[start Input for this task]

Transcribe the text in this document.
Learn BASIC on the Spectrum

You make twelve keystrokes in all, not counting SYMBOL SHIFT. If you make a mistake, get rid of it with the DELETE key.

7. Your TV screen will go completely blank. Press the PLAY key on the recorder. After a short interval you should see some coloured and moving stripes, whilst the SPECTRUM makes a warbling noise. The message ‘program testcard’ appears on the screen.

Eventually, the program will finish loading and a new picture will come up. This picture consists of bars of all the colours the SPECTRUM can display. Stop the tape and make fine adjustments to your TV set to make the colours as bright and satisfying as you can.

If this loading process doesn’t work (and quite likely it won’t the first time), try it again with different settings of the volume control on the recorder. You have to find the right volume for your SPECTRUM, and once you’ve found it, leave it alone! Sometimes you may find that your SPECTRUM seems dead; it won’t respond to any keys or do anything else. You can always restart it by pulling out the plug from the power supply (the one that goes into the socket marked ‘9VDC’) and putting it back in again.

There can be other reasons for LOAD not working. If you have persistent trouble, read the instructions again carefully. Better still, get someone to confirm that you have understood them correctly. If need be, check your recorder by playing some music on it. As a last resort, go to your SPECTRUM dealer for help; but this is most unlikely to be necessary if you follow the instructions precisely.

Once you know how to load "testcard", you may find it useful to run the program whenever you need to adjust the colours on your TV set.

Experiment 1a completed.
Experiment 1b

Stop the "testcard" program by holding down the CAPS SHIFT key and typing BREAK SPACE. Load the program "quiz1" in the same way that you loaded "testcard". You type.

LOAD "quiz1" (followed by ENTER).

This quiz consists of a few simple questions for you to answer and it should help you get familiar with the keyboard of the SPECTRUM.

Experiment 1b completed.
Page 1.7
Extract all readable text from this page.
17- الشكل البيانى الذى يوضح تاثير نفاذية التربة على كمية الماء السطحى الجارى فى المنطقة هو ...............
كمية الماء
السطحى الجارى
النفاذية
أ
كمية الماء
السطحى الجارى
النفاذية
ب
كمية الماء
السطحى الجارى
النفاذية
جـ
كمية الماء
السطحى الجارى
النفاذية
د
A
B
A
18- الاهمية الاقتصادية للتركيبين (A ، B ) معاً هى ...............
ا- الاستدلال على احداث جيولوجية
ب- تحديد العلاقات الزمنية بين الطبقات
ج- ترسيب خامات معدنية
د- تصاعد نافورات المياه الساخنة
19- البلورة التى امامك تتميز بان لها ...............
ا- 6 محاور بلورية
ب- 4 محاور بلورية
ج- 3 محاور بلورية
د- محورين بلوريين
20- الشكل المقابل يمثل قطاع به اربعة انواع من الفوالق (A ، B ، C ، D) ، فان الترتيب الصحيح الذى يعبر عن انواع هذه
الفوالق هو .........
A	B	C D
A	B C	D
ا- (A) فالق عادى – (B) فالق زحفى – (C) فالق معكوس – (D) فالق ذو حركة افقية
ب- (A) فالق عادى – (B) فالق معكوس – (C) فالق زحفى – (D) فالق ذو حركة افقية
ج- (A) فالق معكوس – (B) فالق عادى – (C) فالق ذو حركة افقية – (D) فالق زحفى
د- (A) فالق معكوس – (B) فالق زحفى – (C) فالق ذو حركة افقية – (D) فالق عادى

[end Input for this task]

Aim -
Return every entry verbatim.

Completed task -
Transcribe the text in this document.
Learn BASIC on the Spectrum

You make twelve keystrokes in all, not counting SYMBOL SHIFT. If you make a mistake, get rid of it with the DELETE key.

7. Your TV screen will go completely blank. Press the PLAY key on the recorder. After a short interval you should see some coloured and moving stripes, whilst the SPECTRUM makes a warbling noise. The message ‘program testcard’ appears on the screen.

Eventually, the program will finish loading and a new picture will come up. This picture consists of bars of all the colours the SPECTRUM can display. Stop the tape and make fine adjustments to your TV set to make the colours as bright and satisfying as you can.

If this loading process doesn’t work (and quite likely it won’t the first time), try it again with different settings of the volume control on the recorder. You have to find the right volume for your SPECTRUM, and once you’ve found it, leave it alone! Sometimes you may find that your SPECTRUM seems dead; it won’t respond to any keys or do anything else. You can always restart it by pulling out the plug from the power supply (the one that goes into the socket marked ‘9VDC’) and putting it back in again.

There can be other reasons for LOAD not working. If you have persistent trouble, read the instructions again carefully. Better still, get someone to confirm that you have understood them correctly. If need be, check your recorder by playing some music on it. As a last resort, go to your SPECTRUM dealer for help; but this is most unlikely to be necessary if you follow the instructions precisely.

Once you know how to load "testcard", you may find it useful to run the program whenever you need to adjust the colours on your TV set.

Experiment 1a completed.
Experiment 1b

Stop the "testcard" program by holding down the CAPS SHIFT key and typing BREAK SPACE. Load the program "quiz1" in the same way that you loaded "testcard". You type.

LOAD "quiz1" (followed by ENTER).

This quiz consists of a few simple questions for you to answer and it should help you get familiar with the keyboard of the SPECTRUM.

Experiment 1b completed.
Page 1.7
Extract all readable text from this page.
17- الشكل البيانى الذى يوضح تاثير نفاذية التربة على كمية الماء السطحى الجارى فى المنطقة هو ...............
كمية الماء
السطحى الجارى
النفاذية
أ
كمية الماء
السطحى الجارى
النفاذية
ب
كمية الماء
السطحى الجارى
النفاذية
جـ
كمية الماء
السطحى الجارى
النفاذية
د
A
B
A
18- الاهمية الاقتصادية للتركيبين (A ، B ) معاً هى ...............
ا- الاستدلال على احداث جيولوجية
ب- تحديد العلاقات الزمنية بين الطبقات
ج- ترسيب خامات معدنية
د- تصاعد نافورات المياه الساخنة
19- البلورة التى امامك تتميز بان لها ...............
ا- 6 محاور بلورية
ب- 4 محاور بلورية
ج- 3 محاور بلورية
د- محورين بلوريين
20- الشكل المقابل يمثل قطاع به اربعة انواع من الفوالق (A ، B ، C ، D) ، فان الترتيب الصحيح الذى يعبر عن انواع هذه
الفوالق هو .........
A	B	C D
A	B C	D
ا- (A) فالق عادى – (B) فالق زحفى – (C) فالق معكوس – (D) فالق ذو حركة افقية
ب- (A) فالق عادى – (B) فالق معكوس – (C) فالق زحفى – (D) فالق ذو حركة افقية
ج- (A) فالق معكوس – (B) فالق عادى – (C) فالق ذو حركة افقية – (D) فالق زحفى
د- (A) فالق معكوس – (B) فالق زحفى – (C) فالق ذو حركة افقية – (D) فالق عادى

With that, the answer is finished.